AIM OF THE TASK –
Report only the number of lines holding "header".

[Dataset listings of figures]
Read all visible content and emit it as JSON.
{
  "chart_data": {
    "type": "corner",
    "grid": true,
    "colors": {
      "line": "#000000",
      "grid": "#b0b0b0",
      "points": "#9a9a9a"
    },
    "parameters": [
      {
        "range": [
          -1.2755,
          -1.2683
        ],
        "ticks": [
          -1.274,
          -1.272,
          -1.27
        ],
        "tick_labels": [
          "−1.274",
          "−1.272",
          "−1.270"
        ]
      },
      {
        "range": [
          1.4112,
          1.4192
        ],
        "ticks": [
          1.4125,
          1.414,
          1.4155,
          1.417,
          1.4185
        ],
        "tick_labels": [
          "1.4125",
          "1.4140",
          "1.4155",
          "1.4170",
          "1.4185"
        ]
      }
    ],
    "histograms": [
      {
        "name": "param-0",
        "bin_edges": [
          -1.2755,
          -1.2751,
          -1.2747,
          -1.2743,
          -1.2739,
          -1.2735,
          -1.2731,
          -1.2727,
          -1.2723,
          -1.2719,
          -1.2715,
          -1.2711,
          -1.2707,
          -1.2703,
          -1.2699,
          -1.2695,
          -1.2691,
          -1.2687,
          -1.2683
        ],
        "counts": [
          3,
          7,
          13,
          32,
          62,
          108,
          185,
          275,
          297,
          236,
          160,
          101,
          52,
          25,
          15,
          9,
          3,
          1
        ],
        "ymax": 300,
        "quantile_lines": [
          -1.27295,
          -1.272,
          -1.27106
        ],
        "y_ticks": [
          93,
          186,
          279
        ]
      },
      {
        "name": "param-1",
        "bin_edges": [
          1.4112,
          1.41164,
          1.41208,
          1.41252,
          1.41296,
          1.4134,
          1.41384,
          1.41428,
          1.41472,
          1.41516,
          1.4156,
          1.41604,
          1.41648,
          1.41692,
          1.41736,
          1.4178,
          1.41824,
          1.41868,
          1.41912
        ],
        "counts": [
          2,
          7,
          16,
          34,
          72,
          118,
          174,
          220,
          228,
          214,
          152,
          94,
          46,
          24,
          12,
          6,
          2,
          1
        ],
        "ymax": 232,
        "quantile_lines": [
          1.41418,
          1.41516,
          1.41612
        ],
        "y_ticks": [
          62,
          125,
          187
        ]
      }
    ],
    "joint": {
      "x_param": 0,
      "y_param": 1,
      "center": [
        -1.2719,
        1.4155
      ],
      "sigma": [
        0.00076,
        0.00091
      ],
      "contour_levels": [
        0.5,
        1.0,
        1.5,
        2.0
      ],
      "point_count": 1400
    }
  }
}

* * *

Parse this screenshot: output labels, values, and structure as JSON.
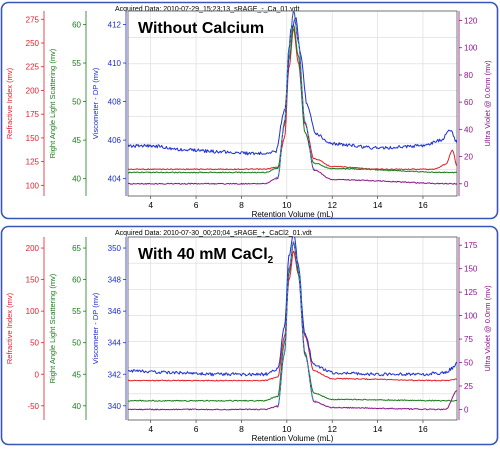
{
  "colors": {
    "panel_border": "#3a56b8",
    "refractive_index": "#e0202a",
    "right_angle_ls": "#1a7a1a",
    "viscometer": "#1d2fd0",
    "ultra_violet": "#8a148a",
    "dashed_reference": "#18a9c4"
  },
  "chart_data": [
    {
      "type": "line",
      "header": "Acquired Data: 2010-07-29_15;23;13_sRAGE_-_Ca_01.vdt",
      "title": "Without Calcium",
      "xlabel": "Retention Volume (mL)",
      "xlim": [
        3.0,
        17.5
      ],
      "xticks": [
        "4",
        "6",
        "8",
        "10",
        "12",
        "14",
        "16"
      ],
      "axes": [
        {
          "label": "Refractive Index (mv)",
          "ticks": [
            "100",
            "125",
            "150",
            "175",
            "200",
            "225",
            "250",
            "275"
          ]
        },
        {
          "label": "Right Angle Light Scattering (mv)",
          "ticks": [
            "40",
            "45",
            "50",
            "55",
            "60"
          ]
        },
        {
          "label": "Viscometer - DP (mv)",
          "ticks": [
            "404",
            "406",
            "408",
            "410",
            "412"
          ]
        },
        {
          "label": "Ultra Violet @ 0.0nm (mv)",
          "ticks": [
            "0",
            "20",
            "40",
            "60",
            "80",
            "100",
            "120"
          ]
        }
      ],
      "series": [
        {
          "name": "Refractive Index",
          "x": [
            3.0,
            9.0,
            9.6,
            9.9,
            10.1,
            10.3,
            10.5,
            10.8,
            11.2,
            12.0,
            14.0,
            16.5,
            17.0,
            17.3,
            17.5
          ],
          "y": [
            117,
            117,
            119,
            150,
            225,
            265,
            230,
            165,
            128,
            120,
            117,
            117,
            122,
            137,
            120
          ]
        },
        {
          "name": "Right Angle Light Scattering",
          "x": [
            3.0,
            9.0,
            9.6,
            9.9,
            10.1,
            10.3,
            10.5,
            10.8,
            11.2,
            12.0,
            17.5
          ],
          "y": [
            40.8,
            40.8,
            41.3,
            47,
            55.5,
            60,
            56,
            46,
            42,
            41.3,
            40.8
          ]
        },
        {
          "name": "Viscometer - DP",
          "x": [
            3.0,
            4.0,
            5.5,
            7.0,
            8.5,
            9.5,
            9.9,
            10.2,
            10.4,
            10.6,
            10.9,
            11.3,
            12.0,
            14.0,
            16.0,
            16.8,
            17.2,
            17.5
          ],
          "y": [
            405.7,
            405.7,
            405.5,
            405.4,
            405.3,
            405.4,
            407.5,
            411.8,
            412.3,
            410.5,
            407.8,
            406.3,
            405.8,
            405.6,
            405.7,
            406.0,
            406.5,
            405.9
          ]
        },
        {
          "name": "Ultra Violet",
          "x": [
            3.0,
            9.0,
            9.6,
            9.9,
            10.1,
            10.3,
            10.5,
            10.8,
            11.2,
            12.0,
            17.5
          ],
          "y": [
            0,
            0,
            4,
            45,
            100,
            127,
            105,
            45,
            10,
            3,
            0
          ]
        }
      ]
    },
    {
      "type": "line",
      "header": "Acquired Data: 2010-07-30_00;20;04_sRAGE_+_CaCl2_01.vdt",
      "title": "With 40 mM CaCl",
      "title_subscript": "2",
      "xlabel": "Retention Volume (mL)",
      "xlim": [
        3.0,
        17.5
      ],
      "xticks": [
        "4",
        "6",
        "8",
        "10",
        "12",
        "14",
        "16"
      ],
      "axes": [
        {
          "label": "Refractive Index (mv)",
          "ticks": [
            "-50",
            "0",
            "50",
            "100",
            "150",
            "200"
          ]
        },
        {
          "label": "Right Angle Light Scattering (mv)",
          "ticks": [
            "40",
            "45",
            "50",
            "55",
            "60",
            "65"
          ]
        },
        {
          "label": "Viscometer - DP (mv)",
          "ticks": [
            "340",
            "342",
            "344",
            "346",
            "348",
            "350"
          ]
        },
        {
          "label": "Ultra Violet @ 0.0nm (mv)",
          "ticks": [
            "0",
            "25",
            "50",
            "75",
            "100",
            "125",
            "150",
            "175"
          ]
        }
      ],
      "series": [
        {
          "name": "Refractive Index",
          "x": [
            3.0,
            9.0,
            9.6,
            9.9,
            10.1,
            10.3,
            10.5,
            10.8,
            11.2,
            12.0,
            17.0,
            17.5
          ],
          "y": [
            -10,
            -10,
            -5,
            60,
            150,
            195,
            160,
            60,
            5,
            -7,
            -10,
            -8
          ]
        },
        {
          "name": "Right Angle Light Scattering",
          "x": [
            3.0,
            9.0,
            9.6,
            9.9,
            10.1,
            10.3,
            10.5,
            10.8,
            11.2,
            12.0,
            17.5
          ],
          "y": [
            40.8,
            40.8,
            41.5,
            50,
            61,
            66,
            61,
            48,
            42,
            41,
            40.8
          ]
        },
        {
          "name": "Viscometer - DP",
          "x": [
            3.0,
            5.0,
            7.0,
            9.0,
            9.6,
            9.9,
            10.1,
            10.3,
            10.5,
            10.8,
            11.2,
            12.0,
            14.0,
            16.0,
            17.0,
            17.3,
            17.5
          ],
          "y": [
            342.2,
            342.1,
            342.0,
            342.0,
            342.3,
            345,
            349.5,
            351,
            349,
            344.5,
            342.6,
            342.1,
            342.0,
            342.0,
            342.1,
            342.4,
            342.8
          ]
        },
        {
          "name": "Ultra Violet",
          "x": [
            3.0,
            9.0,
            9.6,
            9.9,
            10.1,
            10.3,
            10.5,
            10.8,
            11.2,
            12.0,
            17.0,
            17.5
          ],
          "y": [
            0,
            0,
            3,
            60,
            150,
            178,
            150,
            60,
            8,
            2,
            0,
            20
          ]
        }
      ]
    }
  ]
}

OUTPUT FOR THIS EXERCISE –
2